--- Begin RECORDED INFORMATION ---

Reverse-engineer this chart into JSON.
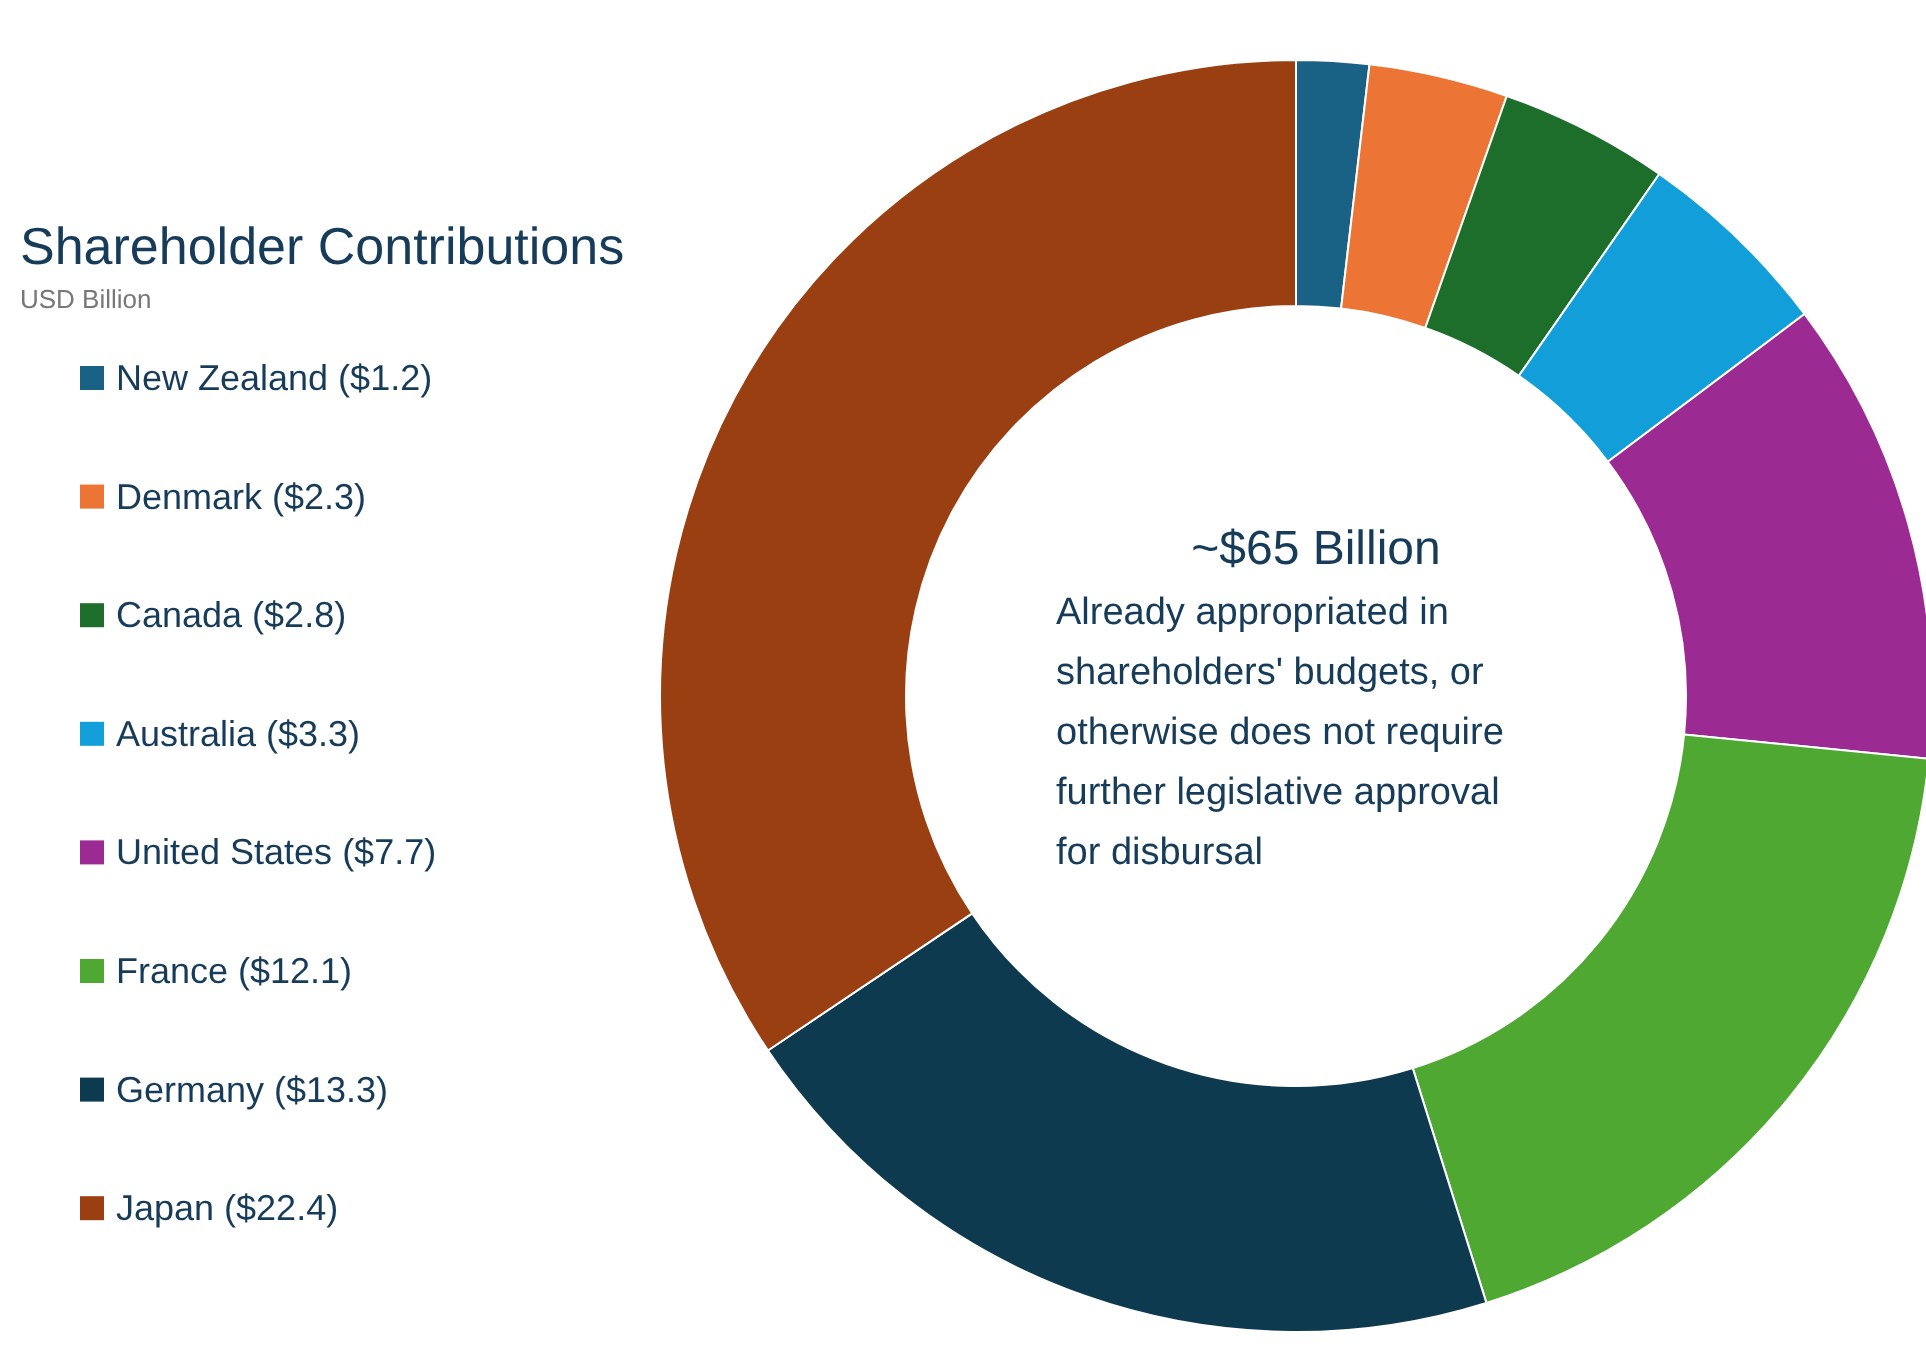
{
  "chart_data": {
    "type": "donut",
    "title": "Shareholder Contributions",
    "subtitle": "USD Billion",
    "categories": [
      "New Zealand ($1.2)",
      "Denmark ($2.3)",
      "Canada ($2.8)",
      "Australia ($3.3)",
      "United States ($7.7)",
      "France ($12.1)",
      "Germany ($13.3)",
      "Japan ($22.4)"
    ],
    "values": [
      1.2,
      2.3,
      2.8,
      3.3,
      7.7,
      12.1,
      13.3,
      22.4
    ],
    "colors": [
      "#1a6285",
      "#ec7434",
      "#1d6e2a",
      "#129ed8",
      "#9c2a93",
      "#4ea832",
      "#0e3a50",
      "#993f11"
    ],
    "annotations": [
      "~$65 Billion",
      "Already appropriated in shareholders' budgets, or otherwise does not require further legislative approval for disbursal"
    ],
    "legend": "left"
  }
}
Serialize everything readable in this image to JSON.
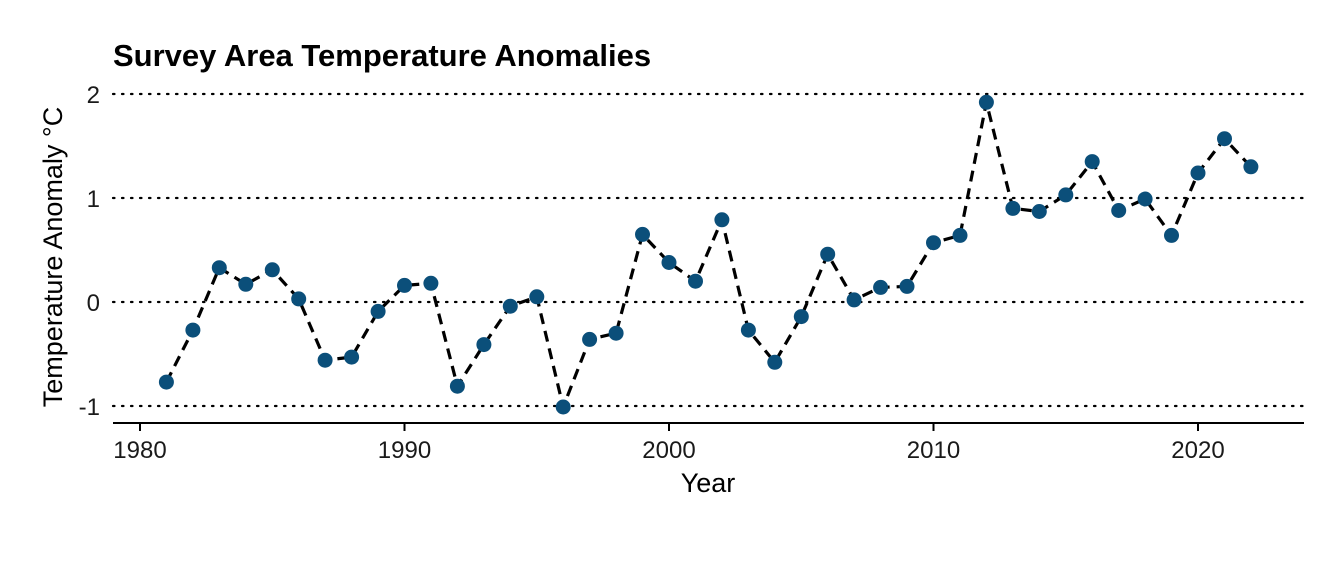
{
  "chart_data": {
    "type": "line",
    "title": "Survey Area Temperature Anomalies",
    "xlabel": "Year",
    "ylabel": "Temperature Anomaly °C",
    "xlim": [
      1979,
      2024
    ],
    "ylim": [
      -1.15,
      2.1
    ],
    "xticks": [
      1980,
      1990,
      2000,
      2010,
      2020
    ],
    "yticks": [
      -1,
      0,
      1,
      2
    ],
    "grid": "horizontal dotted",
    "line_style": "dashed",
    "colors": {
      "point": "#0b4f7a",
      "line": "#000000"
    },
    "x": [
      1981,
      1982,
      1983,
      1984,
      1985,
      1986,
      1987,
      1988,
      1989,
      1990,
      1991,
      1992,
      1993,
      1994,
      1995,
      1996,
      1997,
      1998,
      1999,
      2000,
      2001,
      2002,
      2003,
      2004,
      2005,
      2006,
      2007,
      2008,
      2009,
      2010,
      2011,
      2012,
      2013,
      2014,
      2015,
      2016,
      2017,
      2018,
      2019,
      2020,
      2021,
      2022
    ],
    "values": [
      -0.77,
      -0.27,
      0.33,
      0.17,
      0.31,
      0.03,
      -0.56,
      -0.53,
      -0.09,
      0.16,
      0.18,
      -0.81,
      -0.41,
      -0.04,
      0.05,
      -1.01,
      -0.36,
      -0.3,
      0.65,
      0.38,
      0.2,
      0.79,
      -0.27,
      -0.58,
      -0.14,
      0.46,
      0.02,
      0.14,
      0.15,
      0.57,
      0.64,
      1.92,
      0.9,
      0.87,
      1.03,
      1.35,
      0.88,
      0.99,
      0.64,
      1.24,
      1.57,
      1.3
    ]
  }
}
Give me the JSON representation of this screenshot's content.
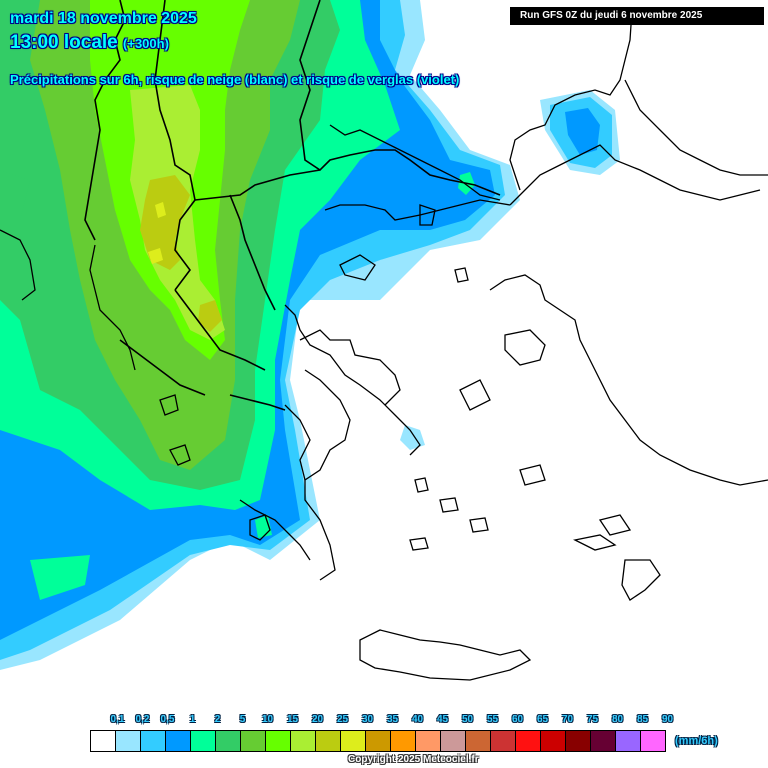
{
  "header": {
    "date": "mardi 18 novembre 2025",
    "time": "13:00 locale",
    "lead": "(+300h)",
    "subtitle": "Précipitations sur 6h, risque de neige (blanc) et risque de verglas (violet)",
    "run": "Run GFS 0Z du jeudi 6 novembre 2025"
  },
  "map": {
    "region": "Grèce / Balkans / Mer Égée",
    "colors": {
      "c01": "#99e6ff",
      "c02": "#33ccff",
      "c05": "#0099ff",
      "c1": "#00ff99",
      "c2": "#33cc66",
      "c5": "#66cc33",
      "c10": "#66ff00",
      "c15": "#aaee33",
      "c20": "#bbcc11"
    }
  },
  "legend": {
    "labels": [
      "0,1",
      "0,2",
      "0,5",
      "1",
      "2",
      "5",
      "10",
      "15",
      "20",
      "25",
      "30",
      "35",
      "40",
      "45",
      "50",
      "55",
      "60",
      "65",
      "70",
      "75",
      "80",
      "85",
      "90"
    ],
    "colors": [
      "#ffffff",
      "#99e6ff",
      "#33ccff",
      "#0099ff",
      "#00ff99",
      "#33cc66",
      "#66cc33",
      "#66ff00",
      "#aaee33",
      "#bbcc11",
      "#dded1c",
      "#cc9900",
      "#ff9900",
      "#ff9966",
      "#cc9999",
      "#cc6633",
      "#cc3333",
      "#ff1111",
      "#cc0000",
      "#880000",
      "#660033",
      "#9966ff",
      "#ff66ff"
    ],
    "unit": "(mm/6h)"
  },
  "footer": {
    "copyright": "Copyright 2025 Meteociel.fr"
  }
}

--- End RECORDED INFORMATION ---

WHAT YOU WILL DO: Restate the listing above word for word, and skip the pictures.

EXERCISE RESPONSE:
Reverse-engineer this chart into JSON.
{
  "chart_data": {
    "type": "donut",
    "title": "Shareholder Contributions",
    "subtitle": "USD Billion",
    "categories": [
      "New Zealand ($1.2)",
      "Denmark ($2.3)",
      "Canada ($2.8)",
      "Australia ($3.3)",
      "United States ($7.7)",
      "France ($12.1)",
      "Germany ($13.3)",
      "Japan ($22.4)"
    ],
    "values": [
      1.2,
      2.3,
      2.8,
      3.3,
      7.7,
      12.1,
      13.3,
      22.4
    ],
    "colors": [
      "#1a6285",
      "#ec7434",
      "#1d6e2a",
      "#129ed8",
      "#9c2a93",
      "#4ea832",
      "#0e3a50",
      "#993f11"
    ],
    "annotations": [
      "~$65 Billion",
      "Already appropriated in shareholders' budgets, or otherwise does not require further legislative approval for disbursal"
    ],
    "legend": "left"
  }
}
Serialize everything readable in this image to JSON.
{
  "chart_data": {
    "type": "line",
    "title": "Survey Area Temperature Anomalies",
    "xlabel": "Year",
    "ylabel": "Temperature Anomaly °C",
    "xlim": [
      1979,
      2024
    ],
    "ylim": [
      -1.15,
      2.1
    ],
    "xticks": [
      1980,
      1990,
      2000,
      2010,
      2020
    ],
    "yticks": [
      -1,
      0,
      1,
      2
    ],
    "grid": "horizontal dotted",
    "line_style": "dashed",
    "colors": {
      "point": "#0b4f7a",
      "line": "#000000"
    },
    "x": [
      1981,
      1982,
      1983,
      1984,
      1985,
      1986,
      1987,
      1988,
      1989,
      1990,
      1991,
      1992,
      1993,
      1994,
      1995,
      1996,
      1997,
      1998,
      1999,
      2000,
      2001,
      2002,
      2003,
      2004,
      2005,
      2006,
      2007,
      2008,
      2009,
      2010,
      2011,
      2012,
      2013,
      2014,
      2015,
      2016,
      2017,
      2018,
      2019,
      2020,
      2021,
      2022
    ],
    "values": [
      -0.77,
      -0.27,
      0.33,
      0.17,
      0.31,
      0.03,
      -0.56,
      -0.53,
      -0.09,
      0.16,
      0.18,
      -0.81,
      -0.41,
      -0.04,
      0.05,
      -1.01,
      -0.36,
      -0.3,
      0.65,
      0.38,
      0.2,
      0.79,
      -0.27,
      -0.58,
      -0.14,
      0.46,
      0.02,
      0.14,
      0.15,
      0.57,
      0.64,
      1.92,
      0.9,
      0.87,
      1.03,
      1.35,
      0.88,
      0.99,
      0.64,
      1.24,
      1.57,
      1.3
    ]
  }
}
Give me the JSON representation of this screenshot's content.
{
  "header": {
    "date": "mardi 18 novembre 2025",
    "time": "13:00 locale",
    "lead": "(+300h)",
    "subtitle": "Précipitations sur 6h, risque de neige (blanc) et risque de verglas (violet)",
    "run": "Run GFS 0Z du jeudi 6 novembre 2025"
  },
  "map": {
    "region": "Grèce / Balkans / Mer Égée",
    "colors": {
      "c01": "#99e6ff",
      "c02": "#33ccff",
      "c05": "#0099ff",
      "c1": "#00ff99",
      "c2": "#33cc66",
      "c5": "#66cc33",
      "c10": "#66ff00",
      "c15": "#aaee33",
      "c20": "#bbcc11"
    }
  },
  "legend": {
    "labels": [
      "0,1",
      "0,2",
      "0,5",
      "1",
      "2",
      "5",
      "10",
      "15",
      "20",
      "25",
      "30",
      "35",
      "40",
      "45",
      "50",
      "55",
      "60",
      "65",
      "70",
      "75",
      "80",
      "85",
      "90"
    ],
    "colors": [
      "#ffffff",
      "#99e6ff",
      "#33ccff",
      "#0099ff",
      "#00ff99",
      "#33cc66",
      "#66cc33",
      "#66ff00",
      "#aaee33",
      "#bbcc11",
      "#dded1c",
      "#cc9900",
      "#ff9900",
      "#ff9966",
      "#cc9999",
      "#cc6633",
      "#cc3333",
      "#ff1111",
      "#cc0000",
      "#880000",
      "#660033",
      "#9966ff",
      "#ff66ff"
    ],
    "unit": "(mm/6h)"
  },
  "footer": {
    "copyright": "Copyright 2025 Meteociel.fr"
  }
}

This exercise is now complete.